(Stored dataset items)
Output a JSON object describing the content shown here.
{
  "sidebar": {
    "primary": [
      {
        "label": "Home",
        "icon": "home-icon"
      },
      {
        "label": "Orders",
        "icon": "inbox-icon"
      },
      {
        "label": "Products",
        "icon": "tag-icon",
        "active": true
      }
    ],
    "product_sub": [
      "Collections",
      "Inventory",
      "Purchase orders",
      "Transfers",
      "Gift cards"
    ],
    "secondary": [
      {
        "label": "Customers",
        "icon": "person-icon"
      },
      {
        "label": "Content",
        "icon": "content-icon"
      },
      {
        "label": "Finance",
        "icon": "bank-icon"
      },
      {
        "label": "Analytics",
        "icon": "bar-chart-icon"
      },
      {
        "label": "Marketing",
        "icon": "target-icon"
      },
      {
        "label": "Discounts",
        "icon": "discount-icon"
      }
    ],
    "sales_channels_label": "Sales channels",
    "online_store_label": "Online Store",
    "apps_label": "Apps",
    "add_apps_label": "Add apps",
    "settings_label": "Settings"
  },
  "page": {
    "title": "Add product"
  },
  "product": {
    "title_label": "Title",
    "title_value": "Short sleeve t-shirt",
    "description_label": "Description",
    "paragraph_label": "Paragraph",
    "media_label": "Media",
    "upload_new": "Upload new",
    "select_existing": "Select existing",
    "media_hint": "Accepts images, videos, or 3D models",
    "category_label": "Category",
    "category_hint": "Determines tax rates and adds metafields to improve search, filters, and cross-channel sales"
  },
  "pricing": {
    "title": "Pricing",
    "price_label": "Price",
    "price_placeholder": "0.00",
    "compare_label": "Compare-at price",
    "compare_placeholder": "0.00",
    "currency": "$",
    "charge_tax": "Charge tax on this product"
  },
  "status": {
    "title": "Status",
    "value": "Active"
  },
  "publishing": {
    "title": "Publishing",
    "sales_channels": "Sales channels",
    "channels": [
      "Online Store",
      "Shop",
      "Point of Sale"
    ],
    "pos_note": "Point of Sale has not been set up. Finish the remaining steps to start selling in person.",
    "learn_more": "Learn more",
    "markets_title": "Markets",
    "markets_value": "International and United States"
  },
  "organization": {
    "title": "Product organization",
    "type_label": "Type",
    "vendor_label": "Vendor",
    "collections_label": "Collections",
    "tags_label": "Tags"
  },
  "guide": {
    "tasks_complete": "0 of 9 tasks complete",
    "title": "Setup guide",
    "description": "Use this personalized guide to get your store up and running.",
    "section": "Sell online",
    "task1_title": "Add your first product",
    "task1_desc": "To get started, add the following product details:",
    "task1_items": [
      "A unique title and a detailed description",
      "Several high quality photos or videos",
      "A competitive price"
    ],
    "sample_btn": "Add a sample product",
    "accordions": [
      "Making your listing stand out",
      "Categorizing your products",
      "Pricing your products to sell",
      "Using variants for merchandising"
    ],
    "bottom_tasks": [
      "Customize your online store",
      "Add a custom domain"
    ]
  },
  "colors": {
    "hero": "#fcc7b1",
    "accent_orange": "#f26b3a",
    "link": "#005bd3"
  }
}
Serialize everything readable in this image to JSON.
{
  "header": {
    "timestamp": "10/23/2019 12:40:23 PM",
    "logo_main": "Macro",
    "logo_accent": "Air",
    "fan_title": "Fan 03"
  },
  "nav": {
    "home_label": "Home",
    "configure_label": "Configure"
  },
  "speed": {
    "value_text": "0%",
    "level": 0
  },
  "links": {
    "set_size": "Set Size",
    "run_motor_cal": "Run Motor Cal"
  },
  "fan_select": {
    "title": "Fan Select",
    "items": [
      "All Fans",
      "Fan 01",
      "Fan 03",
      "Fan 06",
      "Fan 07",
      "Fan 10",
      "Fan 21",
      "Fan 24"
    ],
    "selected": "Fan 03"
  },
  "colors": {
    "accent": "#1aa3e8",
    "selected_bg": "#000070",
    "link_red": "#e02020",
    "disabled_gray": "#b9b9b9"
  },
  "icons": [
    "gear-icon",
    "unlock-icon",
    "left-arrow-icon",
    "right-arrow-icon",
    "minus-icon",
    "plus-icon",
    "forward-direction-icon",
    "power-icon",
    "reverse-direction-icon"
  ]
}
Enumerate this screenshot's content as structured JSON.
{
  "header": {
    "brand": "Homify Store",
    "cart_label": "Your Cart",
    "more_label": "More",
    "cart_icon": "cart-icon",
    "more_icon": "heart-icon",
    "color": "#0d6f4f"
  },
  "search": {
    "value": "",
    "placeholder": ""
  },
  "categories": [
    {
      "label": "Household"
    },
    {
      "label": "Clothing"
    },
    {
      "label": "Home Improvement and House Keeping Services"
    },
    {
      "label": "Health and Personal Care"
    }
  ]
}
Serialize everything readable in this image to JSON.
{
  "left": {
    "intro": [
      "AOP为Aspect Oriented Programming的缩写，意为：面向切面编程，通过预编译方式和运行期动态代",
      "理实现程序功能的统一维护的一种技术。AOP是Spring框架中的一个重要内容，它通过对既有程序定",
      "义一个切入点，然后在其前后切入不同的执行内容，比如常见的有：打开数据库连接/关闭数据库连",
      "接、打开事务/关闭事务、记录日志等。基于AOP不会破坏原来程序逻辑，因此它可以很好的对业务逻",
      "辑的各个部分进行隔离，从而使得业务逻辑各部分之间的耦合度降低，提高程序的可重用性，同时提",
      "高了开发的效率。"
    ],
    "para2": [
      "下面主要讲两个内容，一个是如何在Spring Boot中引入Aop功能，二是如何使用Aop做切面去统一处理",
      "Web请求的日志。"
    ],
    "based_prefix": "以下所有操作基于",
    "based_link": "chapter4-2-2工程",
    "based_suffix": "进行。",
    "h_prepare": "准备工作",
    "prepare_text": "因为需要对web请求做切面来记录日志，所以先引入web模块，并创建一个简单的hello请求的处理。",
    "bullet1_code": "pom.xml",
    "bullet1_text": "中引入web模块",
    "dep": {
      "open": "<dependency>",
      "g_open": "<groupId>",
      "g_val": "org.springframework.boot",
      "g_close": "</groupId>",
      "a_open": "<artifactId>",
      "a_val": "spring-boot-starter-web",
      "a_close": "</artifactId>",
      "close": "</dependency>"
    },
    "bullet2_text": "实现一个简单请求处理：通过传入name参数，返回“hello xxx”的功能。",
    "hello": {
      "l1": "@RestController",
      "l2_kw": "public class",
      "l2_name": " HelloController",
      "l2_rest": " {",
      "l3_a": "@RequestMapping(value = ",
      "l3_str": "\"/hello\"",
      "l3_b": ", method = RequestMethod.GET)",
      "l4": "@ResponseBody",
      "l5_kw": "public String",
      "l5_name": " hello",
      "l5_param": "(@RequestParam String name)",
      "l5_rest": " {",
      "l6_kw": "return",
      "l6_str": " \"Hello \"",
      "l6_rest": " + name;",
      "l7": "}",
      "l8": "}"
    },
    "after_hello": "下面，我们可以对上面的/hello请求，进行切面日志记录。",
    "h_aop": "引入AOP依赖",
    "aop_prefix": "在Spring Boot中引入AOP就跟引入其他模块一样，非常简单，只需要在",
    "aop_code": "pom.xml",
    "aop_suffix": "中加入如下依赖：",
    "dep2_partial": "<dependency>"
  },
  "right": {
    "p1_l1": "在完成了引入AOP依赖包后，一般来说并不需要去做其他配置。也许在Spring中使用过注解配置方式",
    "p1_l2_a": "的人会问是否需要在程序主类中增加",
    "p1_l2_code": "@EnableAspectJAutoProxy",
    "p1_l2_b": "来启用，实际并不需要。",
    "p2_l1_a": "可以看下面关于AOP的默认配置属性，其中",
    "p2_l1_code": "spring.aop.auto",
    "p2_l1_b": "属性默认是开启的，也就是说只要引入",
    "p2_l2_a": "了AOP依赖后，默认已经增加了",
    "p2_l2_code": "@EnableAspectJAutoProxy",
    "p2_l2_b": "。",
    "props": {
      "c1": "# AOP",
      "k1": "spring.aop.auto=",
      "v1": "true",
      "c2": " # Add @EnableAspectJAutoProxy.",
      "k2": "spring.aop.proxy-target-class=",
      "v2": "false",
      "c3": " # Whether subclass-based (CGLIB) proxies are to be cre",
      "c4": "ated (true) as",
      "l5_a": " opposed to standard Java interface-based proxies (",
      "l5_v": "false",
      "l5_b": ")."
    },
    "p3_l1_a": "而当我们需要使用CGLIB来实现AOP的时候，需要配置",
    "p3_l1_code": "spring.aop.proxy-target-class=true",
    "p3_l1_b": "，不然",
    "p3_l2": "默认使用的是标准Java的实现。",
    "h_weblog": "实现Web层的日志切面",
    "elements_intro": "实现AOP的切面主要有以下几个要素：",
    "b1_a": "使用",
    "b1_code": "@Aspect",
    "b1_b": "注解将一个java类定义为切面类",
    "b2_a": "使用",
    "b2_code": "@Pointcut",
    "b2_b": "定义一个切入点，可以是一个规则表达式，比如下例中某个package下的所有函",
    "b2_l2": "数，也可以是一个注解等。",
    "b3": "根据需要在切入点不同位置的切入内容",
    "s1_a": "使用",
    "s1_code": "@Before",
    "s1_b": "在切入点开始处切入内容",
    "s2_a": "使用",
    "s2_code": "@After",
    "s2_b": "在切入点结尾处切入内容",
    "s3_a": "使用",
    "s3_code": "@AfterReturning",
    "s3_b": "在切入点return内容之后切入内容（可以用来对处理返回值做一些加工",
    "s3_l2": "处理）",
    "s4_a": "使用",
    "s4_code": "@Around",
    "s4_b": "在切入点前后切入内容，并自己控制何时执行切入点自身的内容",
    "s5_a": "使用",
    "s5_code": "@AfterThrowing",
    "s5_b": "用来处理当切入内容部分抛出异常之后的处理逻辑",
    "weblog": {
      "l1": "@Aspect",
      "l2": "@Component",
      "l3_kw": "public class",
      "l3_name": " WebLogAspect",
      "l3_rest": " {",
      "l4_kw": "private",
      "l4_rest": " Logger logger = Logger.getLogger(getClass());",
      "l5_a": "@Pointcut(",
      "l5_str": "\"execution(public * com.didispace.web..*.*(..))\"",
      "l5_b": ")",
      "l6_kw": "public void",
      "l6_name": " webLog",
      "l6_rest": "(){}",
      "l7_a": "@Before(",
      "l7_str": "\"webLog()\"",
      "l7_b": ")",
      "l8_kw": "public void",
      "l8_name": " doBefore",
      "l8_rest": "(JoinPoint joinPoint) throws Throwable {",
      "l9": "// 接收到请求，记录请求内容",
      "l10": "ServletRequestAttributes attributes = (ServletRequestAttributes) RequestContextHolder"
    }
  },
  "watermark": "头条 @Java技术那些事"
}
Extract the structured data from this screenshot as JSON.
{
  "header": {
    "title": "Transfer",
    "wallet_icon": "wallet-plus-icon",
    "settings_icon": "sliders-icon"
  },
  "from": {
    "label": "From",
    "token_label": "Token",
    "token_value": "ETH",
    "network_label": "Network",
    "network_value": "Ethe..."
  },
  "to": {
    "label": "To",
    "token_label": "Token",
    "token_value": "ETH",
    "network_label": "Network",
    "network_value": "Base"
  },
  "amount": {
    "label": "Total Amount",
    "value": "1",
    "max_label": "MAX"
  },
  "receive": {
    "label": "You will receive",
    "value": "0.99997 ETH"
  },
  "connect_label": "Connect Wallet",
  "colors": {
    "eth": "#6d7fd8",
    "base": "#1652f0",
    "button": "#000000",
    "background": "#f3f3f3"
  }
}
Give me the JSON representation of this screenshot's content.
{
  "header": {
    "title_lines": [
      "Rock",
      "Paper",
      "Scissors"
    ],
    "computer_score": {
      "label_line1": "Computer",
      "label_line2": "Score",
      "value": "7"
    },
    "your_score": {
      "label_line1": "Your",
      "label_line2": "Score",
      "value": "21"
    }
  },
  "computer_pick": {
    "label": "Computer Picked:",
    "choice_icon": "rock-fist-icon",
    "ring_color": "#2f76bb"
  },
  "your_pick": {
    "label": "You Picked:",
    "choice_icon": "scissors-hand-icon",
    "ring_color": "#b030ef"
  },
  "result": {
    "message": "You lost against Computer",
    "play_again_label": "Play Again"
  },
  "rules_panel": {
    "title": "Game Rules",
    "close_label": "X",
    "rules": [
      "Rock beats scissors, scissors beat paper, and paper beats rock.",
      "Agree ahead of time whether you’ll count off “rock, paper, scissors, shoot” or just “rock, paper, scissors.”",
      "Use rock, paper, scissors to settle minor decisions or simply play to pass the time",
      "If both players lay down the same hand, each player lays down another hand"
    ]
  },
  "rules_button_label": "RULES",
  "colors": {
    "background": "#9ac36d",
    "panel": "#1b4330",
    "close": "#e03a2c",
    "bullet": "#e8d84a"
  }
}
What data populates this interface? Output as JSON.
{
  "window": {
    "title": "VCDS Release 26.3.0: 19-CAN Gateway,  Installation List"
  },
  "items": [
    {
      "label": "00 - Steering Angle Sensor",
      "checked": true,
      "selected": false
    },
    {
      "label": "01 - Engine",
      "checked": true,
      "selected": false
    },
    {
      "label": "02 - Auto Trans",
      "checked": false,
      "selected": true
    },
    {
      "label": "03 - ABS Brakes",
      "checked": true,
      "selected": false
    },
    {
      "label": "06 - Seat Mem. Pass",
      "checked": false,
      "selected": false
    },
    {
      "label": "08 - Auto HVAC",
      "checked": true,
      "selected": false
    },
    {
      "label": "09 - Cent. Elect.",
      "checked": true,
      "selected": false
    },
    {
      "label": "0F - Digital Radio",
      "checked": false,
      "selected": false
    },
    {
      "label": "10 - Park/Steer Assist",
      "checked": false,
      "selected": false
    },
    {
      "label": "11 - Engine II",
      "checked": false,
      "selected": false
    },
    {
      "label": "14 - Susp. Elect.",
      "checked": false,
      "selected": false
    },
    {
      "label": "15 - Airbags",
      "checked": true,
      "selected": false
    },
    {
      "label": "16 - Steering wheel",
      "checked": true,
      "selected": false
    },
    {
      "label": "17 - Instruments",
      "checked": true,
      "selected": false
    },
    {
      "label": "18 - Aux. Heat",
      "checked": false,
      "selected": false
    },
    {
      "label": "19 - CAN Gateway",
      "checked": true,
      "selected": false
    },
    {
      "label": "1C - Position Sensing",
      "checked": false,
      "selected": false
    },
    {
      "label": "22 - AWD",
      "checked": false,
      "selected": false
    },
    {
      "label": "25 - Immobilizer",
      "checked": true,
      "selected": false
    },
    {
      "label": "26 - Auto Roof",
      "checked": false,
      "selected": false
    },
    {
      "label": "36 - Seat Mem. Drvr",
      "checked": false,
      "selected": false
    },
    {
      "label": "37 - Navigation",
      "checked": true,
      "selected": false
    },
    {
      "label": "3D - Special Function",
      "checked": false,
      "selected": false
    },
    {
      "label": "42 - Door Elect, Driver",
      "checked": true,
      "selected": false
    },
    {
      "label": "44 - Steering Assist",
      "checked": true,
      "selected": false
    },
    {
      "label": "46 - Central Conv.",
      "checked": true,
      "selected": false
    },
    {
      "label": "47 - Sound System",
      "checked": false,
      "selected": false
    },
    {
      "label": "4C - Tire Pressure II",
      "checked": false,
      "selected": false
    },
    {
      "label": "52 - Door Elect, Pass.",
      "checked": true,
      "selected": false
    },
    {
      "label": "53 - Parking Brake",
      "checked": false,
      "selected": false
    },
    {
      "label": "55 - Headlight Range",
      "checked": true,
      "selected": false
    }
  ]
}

## [INSTRUCTIONS TO FOLLOW]
Go through the records. Copy each line where "Assist" appears.

## [THE RESPONSE]
      "label": "10 - Park/Steer Assist",
      "label": "44 - Steering Assist",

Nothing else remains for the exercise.